- _Prompt_
Count every line that holds the string "DIVIDED", and report the number alone.

- _Exercise materials_
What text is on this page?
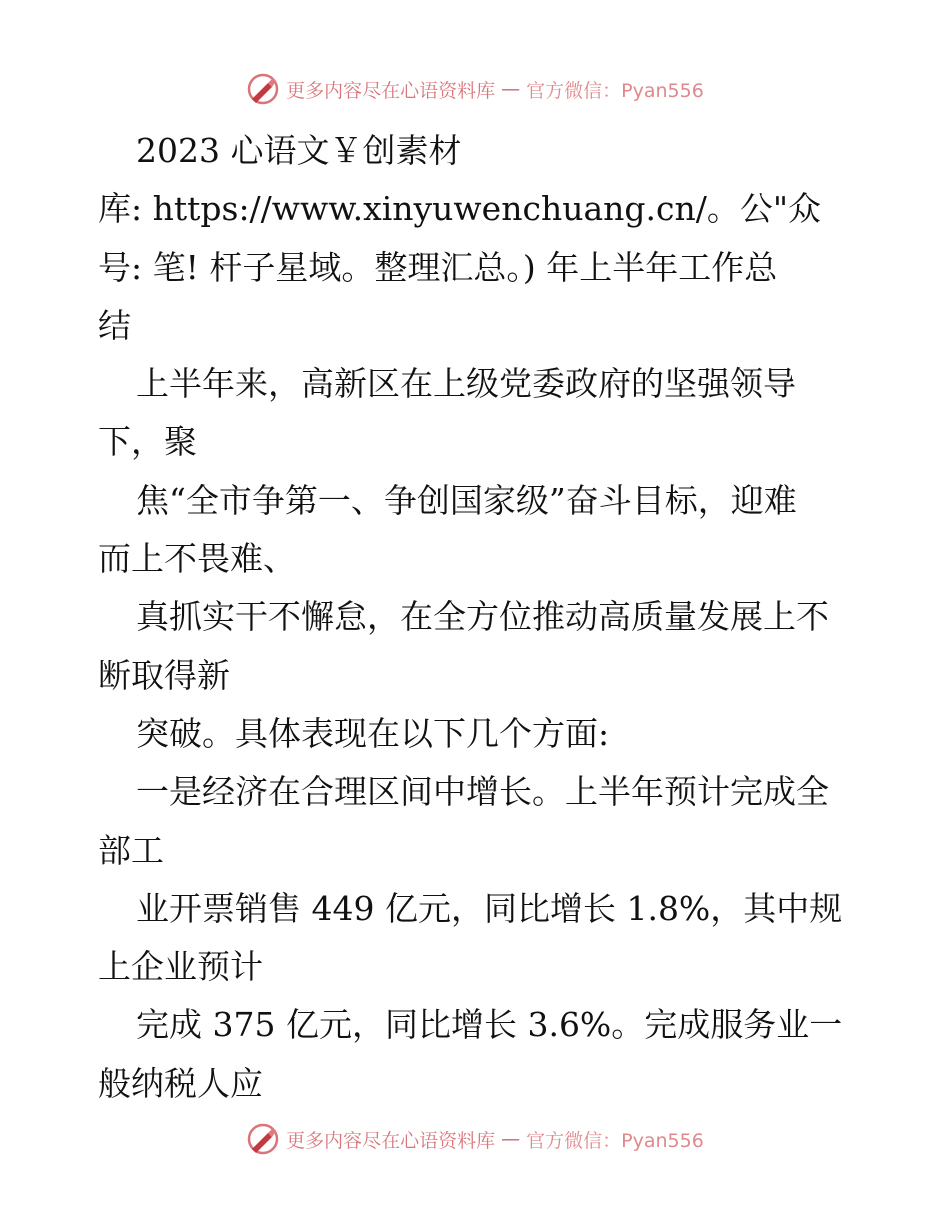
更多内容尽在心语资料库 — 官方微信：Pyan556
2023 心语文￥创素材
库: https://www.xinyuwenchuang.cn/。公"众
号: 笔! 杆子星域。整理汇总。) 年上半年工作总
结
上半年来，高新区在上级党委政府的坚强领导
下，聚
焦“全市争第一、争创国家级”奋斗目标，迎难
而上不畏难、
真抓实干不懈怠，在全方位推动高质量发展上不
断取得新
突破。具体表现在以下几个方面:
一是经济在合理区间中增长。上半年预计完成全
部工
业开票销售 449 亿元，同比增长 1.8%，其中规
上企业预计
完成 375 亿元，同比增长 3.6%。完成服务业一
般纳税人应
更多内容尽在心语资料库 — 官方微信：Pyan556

...

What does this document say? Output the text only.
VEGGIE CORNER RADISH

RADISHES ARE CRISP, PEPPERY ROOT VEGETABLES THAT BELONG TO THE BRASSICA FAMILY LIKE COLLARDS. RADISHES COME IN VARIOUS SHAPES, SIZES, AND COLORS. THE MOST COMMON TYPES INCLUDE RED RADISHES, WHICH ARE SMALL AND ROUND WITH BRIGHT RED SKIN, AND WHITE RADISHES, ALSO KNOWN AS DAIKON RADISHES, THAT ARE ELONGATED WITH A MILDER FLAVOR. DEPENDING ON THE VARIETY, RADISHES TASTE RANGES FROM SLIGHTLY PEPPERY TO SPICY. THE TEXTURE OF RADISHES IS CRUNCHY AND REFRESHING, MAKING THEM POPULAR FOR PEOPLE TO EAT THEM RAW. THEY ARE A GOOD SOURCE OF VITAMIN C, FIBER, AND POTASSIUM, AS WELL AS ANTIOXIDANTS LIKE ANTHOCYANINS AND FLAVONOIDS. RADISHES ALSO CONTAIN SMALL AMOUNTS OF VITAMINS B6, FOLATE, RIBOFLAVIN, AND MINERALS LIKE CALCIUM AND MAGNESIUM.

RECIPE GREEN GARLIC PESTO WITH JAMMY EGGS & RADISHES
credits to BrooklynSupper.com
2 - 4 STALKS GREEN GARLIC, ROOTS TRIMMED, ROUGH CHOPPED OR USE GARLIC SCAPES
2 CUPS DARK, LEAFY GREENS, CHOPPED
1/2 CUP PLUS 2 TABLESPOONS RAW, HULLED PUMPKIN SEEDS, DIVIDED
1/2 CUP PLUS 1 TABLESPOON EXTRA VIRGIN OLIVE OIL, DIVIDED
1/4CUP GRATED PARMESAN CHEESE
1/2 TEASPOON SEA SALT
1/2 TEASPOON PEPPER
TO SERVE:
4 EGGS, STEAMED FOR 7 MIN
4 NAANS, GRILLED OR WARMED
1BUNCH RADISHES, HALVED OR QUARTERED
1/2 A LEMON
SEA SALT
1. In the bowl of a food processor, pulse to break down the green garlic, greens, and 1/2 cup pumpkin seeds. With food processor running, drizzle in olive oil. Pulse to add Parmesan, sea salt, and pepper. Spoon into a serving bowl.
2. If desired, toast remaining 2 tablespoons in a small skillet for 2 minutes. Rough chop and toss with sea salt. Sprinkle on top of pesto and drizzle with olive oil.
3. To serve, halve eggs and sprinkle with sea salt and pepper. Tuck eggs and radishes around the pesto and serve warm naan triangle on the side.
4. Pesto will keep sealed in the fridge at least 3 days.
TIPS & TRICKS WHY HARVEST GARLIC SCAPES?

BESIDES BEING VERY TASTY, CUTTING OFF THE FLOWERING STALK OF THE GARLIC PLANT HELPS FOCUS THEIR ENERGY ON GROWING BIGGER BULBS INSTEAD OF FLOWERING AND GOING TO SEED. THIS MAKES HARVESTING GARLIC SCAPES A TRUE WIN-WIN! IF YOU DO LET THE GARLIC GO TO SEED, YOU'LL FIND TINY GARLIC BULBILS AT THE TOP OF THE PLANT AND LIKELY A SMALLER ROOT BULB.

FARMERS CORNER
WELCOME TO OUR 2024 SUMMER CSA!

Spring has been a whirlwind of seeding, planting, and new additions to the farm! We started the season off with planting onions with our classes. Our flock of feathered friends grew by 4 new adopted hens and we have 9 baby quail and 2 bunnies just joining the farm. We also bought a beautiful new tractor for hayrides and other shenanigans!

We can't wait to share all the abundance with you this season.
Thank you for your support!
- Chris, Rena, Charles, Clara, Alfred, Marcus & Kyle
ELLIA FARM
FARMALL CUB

==

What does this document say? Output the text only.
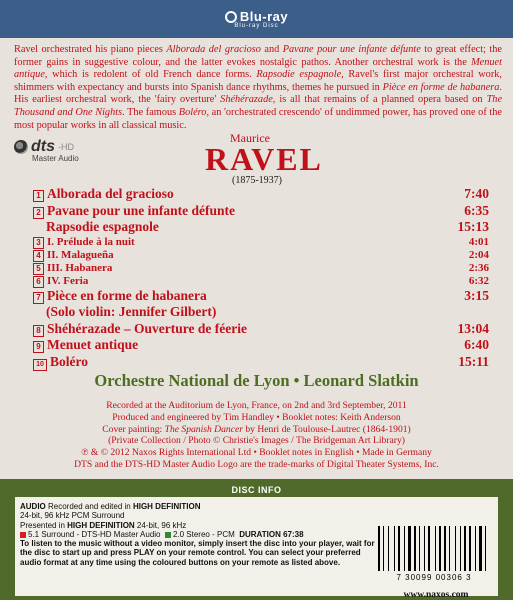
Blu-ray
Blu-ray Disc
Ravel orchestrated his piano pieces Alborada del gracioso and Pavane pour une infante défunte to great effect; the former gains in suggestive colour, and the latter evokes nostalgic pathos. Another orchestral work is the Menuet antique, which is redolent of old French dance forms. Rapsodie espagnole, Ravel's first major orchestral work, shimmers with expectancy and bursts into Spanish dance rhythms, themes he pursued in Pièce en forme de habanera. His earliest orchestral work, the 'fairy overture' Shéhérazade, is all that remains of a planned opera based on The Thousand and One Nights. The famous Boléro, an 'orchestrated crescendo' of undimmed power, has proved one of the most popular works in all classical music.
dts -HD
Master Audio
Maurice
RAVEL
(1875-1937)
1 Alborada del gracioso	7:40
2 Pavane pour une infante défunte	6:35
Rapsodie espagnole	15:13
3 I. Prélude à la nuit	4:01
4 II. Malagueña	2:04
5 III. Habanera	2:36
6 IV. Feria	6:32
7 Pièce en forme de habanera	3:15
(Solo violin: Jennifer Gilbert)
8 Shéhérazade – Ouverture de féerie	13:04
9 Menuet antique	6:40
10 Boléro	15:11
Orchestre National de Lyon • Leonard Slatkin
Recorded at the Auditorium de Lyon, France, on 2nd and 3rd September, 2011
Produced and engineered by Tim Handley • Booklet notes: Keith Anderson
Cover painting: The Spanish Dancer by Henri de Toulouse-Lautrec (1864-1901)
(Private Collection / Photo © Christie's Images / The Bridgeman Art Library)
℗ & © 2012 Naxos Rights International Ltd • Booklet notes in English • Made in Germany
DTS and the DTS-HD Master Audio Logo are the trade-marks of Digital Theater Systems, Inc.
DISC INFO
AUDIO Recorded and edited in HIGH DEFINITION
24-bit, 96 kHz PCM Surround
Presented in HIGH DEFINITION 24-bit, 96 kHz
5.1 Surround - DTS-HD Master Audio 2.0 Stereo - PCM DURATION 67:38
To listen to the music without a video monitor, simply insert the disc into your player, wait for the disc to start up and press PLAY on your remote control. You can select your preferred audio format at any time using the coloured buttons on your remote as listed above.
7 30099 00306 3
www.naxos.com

- _Result_
2